• PROBLEM
Images should be left out, and everything else in the listing reproduced exactly.

• MATERIAL PROVIDED
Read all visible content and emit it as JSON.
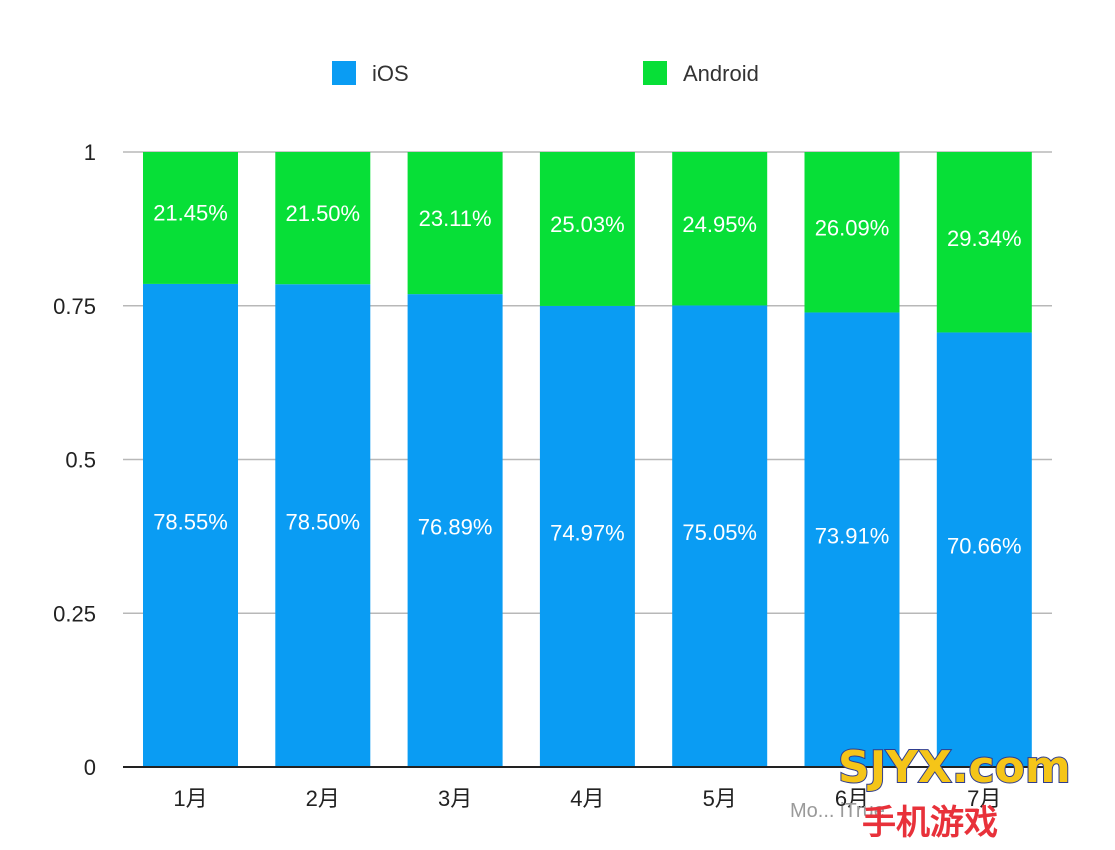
{
  "chart_data": {
    "type": "bar",
    "stacked": true,
    "categories": [
      "1月",
      "2月",
      "3月",
      "4月",
      "5月",
      "6月",
      "7月"
    ],
    "series": [
      {
        "name": "iOS",
        "color": "#0a9cf3",
        "values": [
          0.7855,
          0.785,
          0.7689,
          0.7497,
          0.7505,
          0.7391,
          0.7066
        ],
        "labels": [
          "78.55%",
          "78.50%",
          "76.89%",
          "74.97%",
          "75.05%",
          "73.91%",
          "70.66%"
        ]
      },
      {
        "name": "Android",
        "color": "#07df37",
        "values": [
          0.2145,
          0.215,
          0.2311,
          0.2503,
          0.2495,
          0.2609,
          0.2934
        ],
        "labels": [
          "21.45%",
          "21.50%",
          "23.11%",
          "25.03%",
          "24.95%",
          "26.09%",
          "29.34%"
        ]
      }
    ],
    "yticks": [
      0,
      0.25,
      0.5,
      0.75,
      1
    ],
    "ytick_labels": [
      "0",
      "0.25",
      "0.5",
      "0.75",
      "1"
    ],
    "ylim": [
      0,
      1
    ],
    "grid": true,
    "legend": "top-center",
    "title": "",
    "xlabel": "",
    "ylabel": ""
  },
  "watermark": {
    "logo_top": "SJYX.com",
    "logo_bottom": "手机游戏",
    "caption": "Mo... iTrue"
  }
}
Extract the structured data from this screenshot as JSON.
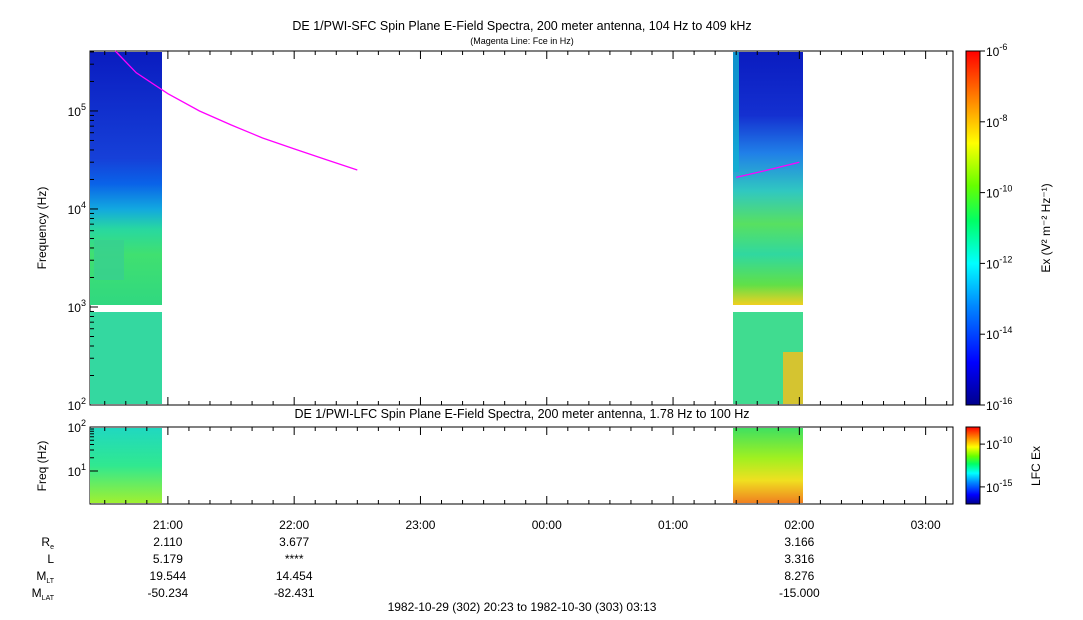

• CORRECT ANSWER
Read all visible content and emit it as JSON.
{
  "chart_data": {
    "type": "bar",
    "stacked": true,
    "categories": [
      "1月",
      "2月",
      "3月",
      "4月",
      "5月",
      "6月",
      "7月"
    ],
    "series": [
      {
        "name": "iOS",
        "color": "#0a9cf3",
        "values": [
          0.7855,
          0.785,
          0.7689,
          0.7497,
          0.7505,
          0.7391,
          0.7066
        ],
        "labels": [
          "78.55%",
          "78.50%",
          "76.89%",
          "74.97%",
          "75.05%",
          "73.91%",
          "70.66%"
        ]
      },
      {
        "name": "Android",
        "color": "#07df37",
        "values": [
          0.2145,
          0.215,
          0.2311,
          0.2503,
          0.2495,
          0.2609,
          0.2934
        ],
        "labels": [
          "21.45%",
          "21.50%",
          "23.11%",
          "25.03%",
          "24.95%",
          "26.09%",
          "29.34%"
        ]
      }
    ],
    "yticks": [
      0,
      0.25,
      0.5,
      0.75,
      1
    ],
    "ytick_labels": [
      "0",
      "0.25",
      "0.5",
      "0.75",
      "1"
    ],
    "ylim": [
      0,
      1
    ],
    "grid": true,
    "legend": "top-center",
    "title": "",
    "xlabel": "",
    "ylabel": ""
  },
  "watermark": {
    "logo_top": "SJYX.com",
    "logo_bottom": "手机游戏",
    "caption": "Mo... iTrue"
  }
}
Extract the structured data from this screenshot as JSON.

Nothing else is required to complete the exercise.